YOUR OBJECTIVE: Set down, unchanged, the part of the items that opens with the line containing "data-label: 376: [352, 181, 376, 197]" and closes with the line containing "data-label: 25: [150, 301, 166, 317]", both lines included, and nothing else.

** Start of MATERIAL PROVIDED **

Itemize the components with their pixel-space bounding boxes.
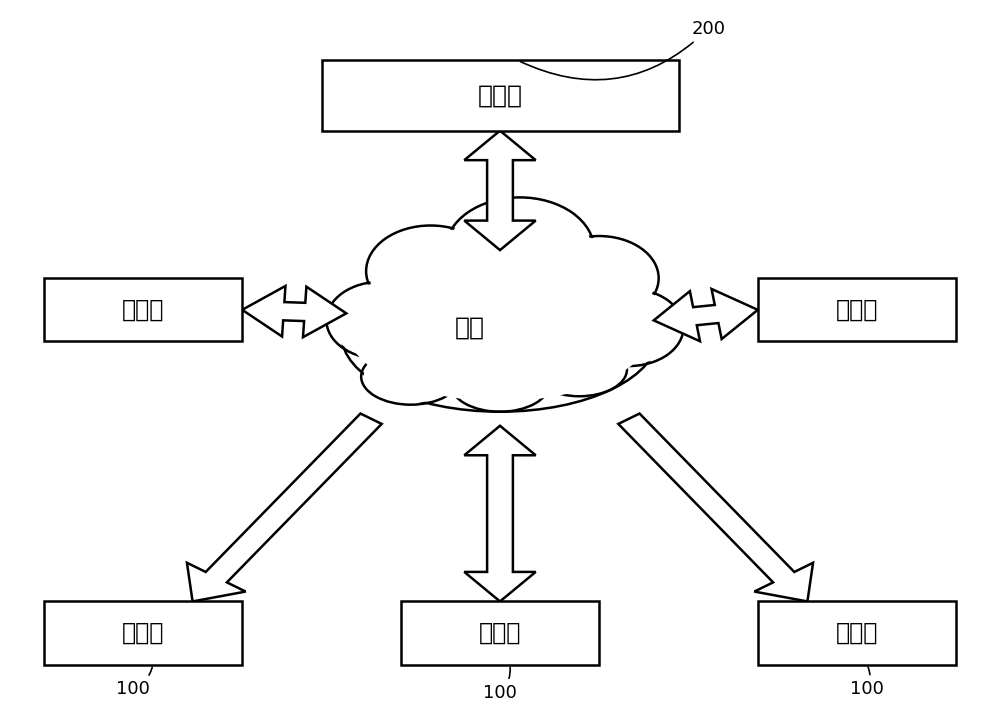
Ellipse shape (542, 237, 656, 319)
Polygon shape (242, 286, 346, 337)
Ellipse shape (326, 282, 436, 359)
Ellipse shape (448, 199, 592, 301)
Bar (401, 602, 599, 665)
Polygon shape (187, 414, 382, 602)
Text: 100: 100 (850, 667, 884, 698)
Ellipse shape (369, 228, 493, 315)
Ellipse shape (574, 289, 683, 366)
Ellipse shape (361, 348, 460, 405)
Ellipse shape (532, 343, 627, 396)
Ellipse shape (366, 225, 495, 317)
Text: 车位锁: 车位锁 (122, 621, 164, 645)
Text: 100: 100 (483, 668, 517, 702)
Bar (322, 60, 678, 131)
Text: 车位锁: 车位锁 (479, 621, 521, 645)
Bar (44, 602, 242, 665)
Ellipse shape (346, 254, 654, 401)
Bar (758, 602, 956, 665)
Ellipse shape (577, 291, 681, 364)
Polygon shape (654, 289, 758, 341)
Ellipse shape (453, 357, 547, 410)
Text: 门禁锁: 门禁锁 (836, 298, 878, 322)
Ellipse shape (445, 198, 594, 303)
Bar (44, 278, 242, 341)
Text: 网络: 网络 (455, 316, 485, 339)
Text: 车位锁: 车位锁 (836, 621, 878, 645)
Ellipse shape (450, 356, 550, 412)
Ellipse shape (364, 351, 458, 403)
Text: 100: 100 (116, 668, 152, 698)
Ellipse shape (534, 345, 624, 395)
Polygon shape (464, 131, 536, 250)
Ellipse shape (341, 257, 659, 412)
Text: 门禁锁: 门禁锁 (122, 298, 164, 322)
Text: 200: 200 (520, 20, 725, 80)
Ellipse shape (329, 284, 433, 357)
Polygon shape (618, 414, 813, 602)
Text: 服务器: 服务器 (478, 83, 522, 107)
Ellipse shape (540, 236, 659, 321)
Polygon shape (464, 426, 536, 602)
Bar (758, 278, 956, 341)
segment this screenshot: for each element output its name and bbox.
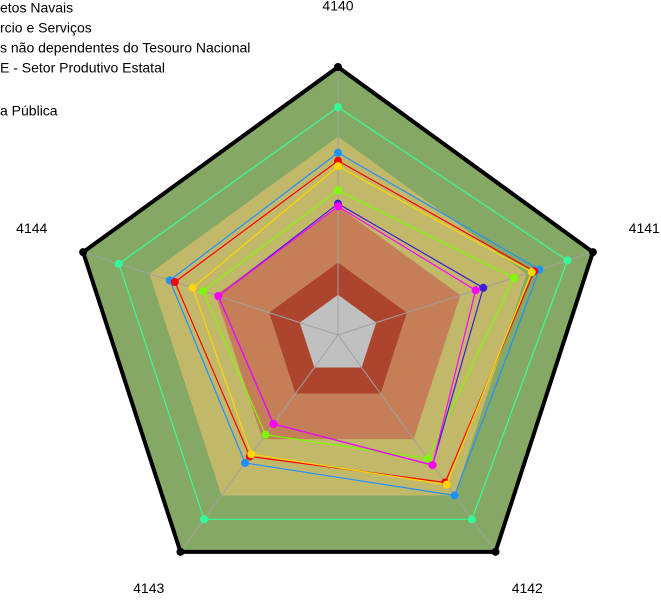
- series-point: [114, 259, 123, 268]
- axis-line: [82, 251, 339, 336]
- series-point: [334, 162, 342, 171]
- series-point: [563, 256, 572, 265]
- series-point: [334, 148, 342, 157]
- axis-line: [180, 334, 339, 553]
- series-point: [479, 283, 488, 292]
- series-point: [471, 286, 480, 295]
- vertex-dot: [588, 248, 597, 257]
- series-point: [241, 458, 250, 467]
- axis-label: 4143: [133, 580, 164, 596]
- vertex-dot: [334, 63, 342, 71]
- series-point: [334, 202, 342, 211]
- legend-label: rcio e Serviços: [0, 20, 92, 36]
- series-point: [261, 430, 270, 439]
- series-point: [442, 480, 451, 489]
- series-point: [509, 273, 518, 282]
- axis-label: 4140: [322, 0, 353, 14]
- vertex-dot: [79, 248, 88, 257]
- series-point: [428, 461, 437, 470]
- series-point: [450, 491, 459, 500]
- series-line: [217, 205, 477, 466]
- axis-line: [337, 251, 594, 336]
- axis-label: 4141: [629, 220, 660, 236]
- series-point: [423, 454, 432, 463]
- vertex-dot: [491, 547, 500, 556]
- series-point: [188, 283, 197, 292]
- series-point: [527, 268, 536, 277]
- series-point: [334, 103, 342, 112]
- vertex-dot: [176, 547, 185, 556]
- series-line: [118, 106, 569, 520]
- series-point: [214, 292, 223, 301]
- series-point: [334, 186, 342, 195]
- series-point: [247, 450, 256, 459]
- axis-label: 4144: [16, 220, 47, 236]
- outer-frame: [80, 64, 596, 554]
- series-point: [467, 515, 476, 524]
- legend-label: s não dependentes do Tesouro Nacional: [0, 40, 250, 56]
- series-line: [169, 152, 541, 497]
- legend-label: etos Navais: [0, 0, 73, 16]
- series-point: [269, 419, 278, 428]
- series-point: [198, 287, 207, 296]
- axis-line: [337, 334, 496, 553]
- series-point: [200, 515, 209, 524]
- series-line: [202, 189, 515, 460]
- axis-label: 4142: [512, 580, 543, 596]
- series-point: [170, 277, 179, 286]
- legend-label: E - Setor Produtivo Estatal: [0, 60, 165, 76]
- legend-label: a Pública: [0, 103, 58, 119]
- series-line: [192, 165, 533, 486]
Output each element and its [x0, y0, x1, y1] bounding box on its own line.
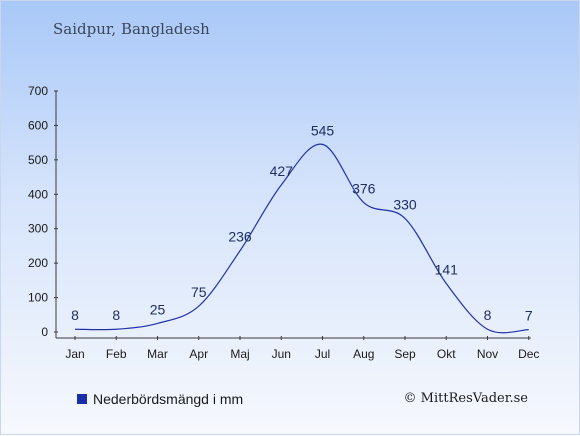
data-label: 376: [352, 181, 376, 197]
data-label: 427: [270, 163, 294, 179]
y-tick-label: 100: [28, 291, 48, 305]
data-label: 75: [191, 284, 207, 300]
data-label: 545: [311, 122, 335, 138]
x-tick-labels: Jan Feb Mar Apr Maj Jun Jul Aug Sep Okt Nov Dec: [65, 336, 539, 361]
x-tick-label: Nov: [477, 347, 498, 361]
data-label: 236: [228, 229, 252, 245]
x-tick-label: Jun: [272, 347, 291, 361]
x-tick-label: Mar: [147, 347, 168, 361]
legend-swatch: [77, 394, 87, 404]
x-tick-label: Maj: [230, 347, 249, 361]
data-label: 141: [435, 261, 459, 277]
legend-label: Nederbördsmängd i mm: [93, 391, 244, 407]
precipitation-line: [74, 143, 529, 334]
x-tick-label: Apr: [189, 347, 208, 361]
x-tick-label: Sep: [394, 347, 416, 361]
axes: [55, 91, 531, 339]
data-label: 8: [71, 307, 79, 323]
chart-title: Saidpur, Bangladesh: [53, 20, 210, 38]
x-tick-label: Jan: [65, 347, 84, 361]
data-label: 25: [150, 301, 166, 317]
y-tick-label: 200: [28, 256, 48, 270]
y-tick-label: 600: [28, 118, 48, 132]
legend: Nederbördsmängd i mm: [77, 391, 243, 407]
x-tick-label: Jul: [315, 347, 330, 361]
credit-text: © MittResVader.se: [403, 391, 528, 406]
data-label: 8: [484, 307, 492, 323]
x-tick-label: Aug: [353, 347, 374, 361]
y-tick-label: 400: [28, 187, 48, 201]
x-tick-label: Dec: [518, 347, 539, 361]
y-tick-labels: 0 100 200 300 400 500 600 700: [28, 84, 58, 339]
data-label: 8: [112, 307, 120, 323]
data-label: 330: [393, 196, 417, 212]
y-tick-label: 700: [28, 84, 48, 98]
x-tick-label: Okt: [437, 347, 456, 361]
y-tick-label: 0: [41, 325, 48, 339]
data-label: 7: [525, 308, 533, 324]
x-tick-label: Feb: [106, 347, 127, 361]
y-tick-label: 500: [28, 153, 48, 167]
y-tick-label: 300: [28, 222, 48, 236]
data-labels: 8 8 25 75 236 427 545 376 330 141 8 7: [71, 122, 533, 323]
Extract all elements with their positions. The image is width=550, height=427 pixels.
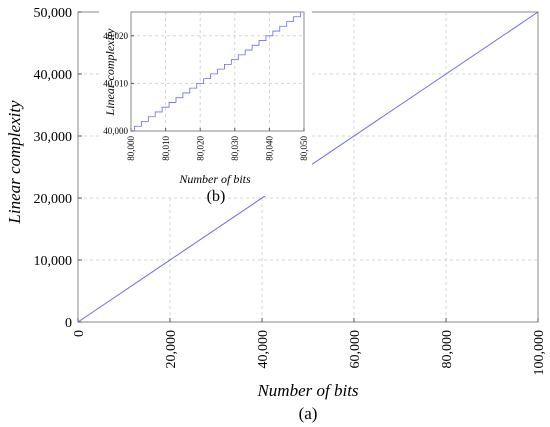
inset-plot: 80,000 80,010 80,020 80,030 80,040 80,050 40,0… [99, 6, 312, 205]
main-x-tick-label: 80,000 [440, 330, 455, 369]
inset-x-tick-label: 80,030 [230, 136, 240, 161]
main-ticks: 0 20,000 40,000 60,000 80,000 100,000 0 10,000 2… [34, 6, 547, 376]
inset-gridlines [131, 12, 304, 131]
main-y-tick-label: 20,000 [34, 192, 73, 207]
main-x-tick-label: 100,000 [532, 330, 547, 376]
inset-x-tick-label: 80,050 [299, 136, 309, 161]
inset-series [131, 11, 304, 132]
main-y-tick-label: 30,000 [34, 130, 73, 145]
main-y-tick-label: 50,000 [34, 6, 73, 21]
main-x-tick-label: 60,000 [348, 330, 363, 369]
main-y-tick-label: 40,000 [34, 68, 73, 83]
main-y-tick-label: 10,000 [34, 254, 73, 269]
inset-panel-caption: (b) [207, 188, 226, 205]
main-x-tick-label: 20,000 [164, 330, 179, 369]
main-x-tick-label: 40,000 [256, 330, 271, 369]
inset-x-axis-title: Number of bits [178, 172, 251, 186]
main-plot: 0 20,000 40,000 60,000 80,000 100,000 0 10,000 2… [5, 6, 547, 423]
main-x-axis-title: Number of bits [256, 381, 358, 400]
inset-y-axis-title: Linear complexity [103, 28, 117, 117]
main-y-axis-title: Linear complexity [5, 100, 24, 225]
inset-series-line [131, 11, 304, 132]
inset-x-tick-label: 80,000 [126, 136, 136, 161]
inset-background [99, 6, 312, 196]
inset-x-tick-label: 80,040 [265, 136, 275, 161]
inset-y-tick-label: 40,020 [103, 31, 128, 41]
inset-x-tick-label: 80,020 [195, 136, 205, 161]
inset-plot-frame [130, 11, 305, 132]
main-panel-caption: (a) [299, 404, 318, 423]
main-y-tick-label: 0 [65, 316, 72, 331]
inset-y-tick-label: 40,010 [103, 79, 128, 89]
inset-y-tick-label: 40,000 [103, 126, 128, 136]
inset-ticks: 80,000 80,010 80,020 80,030 80,040 80,050 40,0… [103, 31, 309, 161]
inset-x-tick-label: 80,010 [161, 136, 171, 161]
main-x-tick-label: 0 [72, 330, 87, 337]
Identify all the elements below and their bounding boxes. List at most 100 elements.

** End of MATERIAL PROVIDED **

RESPONSE TO THIS EXERCISE:
data-label: 376: [352, 181, 376, 197]
data-label: 427: [270, 163, 294, 179]
y-tick-label: 100: [28, 291, 48, 305]
data-label: 75: [191, 284, 207, 300]
data-label: 545: [311, 122, 335, 138]
x-tick-labels: Jan Feb Mar Apr Maj Jun Jul Aug Sep Okt Nov Dec: [65, 336, 539, 361]
x-tick-label: Nov: [477, 347, 498, 361]
data-label: 236: [228, 229, 252, 245]
x-tick-label: Jun: [272, 347, 291, 361]
x-tick-label: Mar: [147, 347, 168, 361]
legend-swatch: [77, 394, 87, 404]
x-tick-label: Maj: [230, 347, 249, 361]
data-label: 141: [435, 261, 459, 277]
legend-label: Nederbördsmängd i mm: [93, 391, 244, 407]
precipitation-line: [74, 143, 529, 334]
x-tick-label: Apr: [189, 347, 208, 361]
x-tick-label: Sep: [394, 347, 416, 361]
axes: [55, 91, 531, 339]
data-label: 8: [71, 307, 79, 323]
chart-title: Saidpur, Bangladesh: [53, 20, 210, 38]
x-tick-label: Jan: [65, 347, 84, 361]
data-label: 25: [150, 301, 166, 317]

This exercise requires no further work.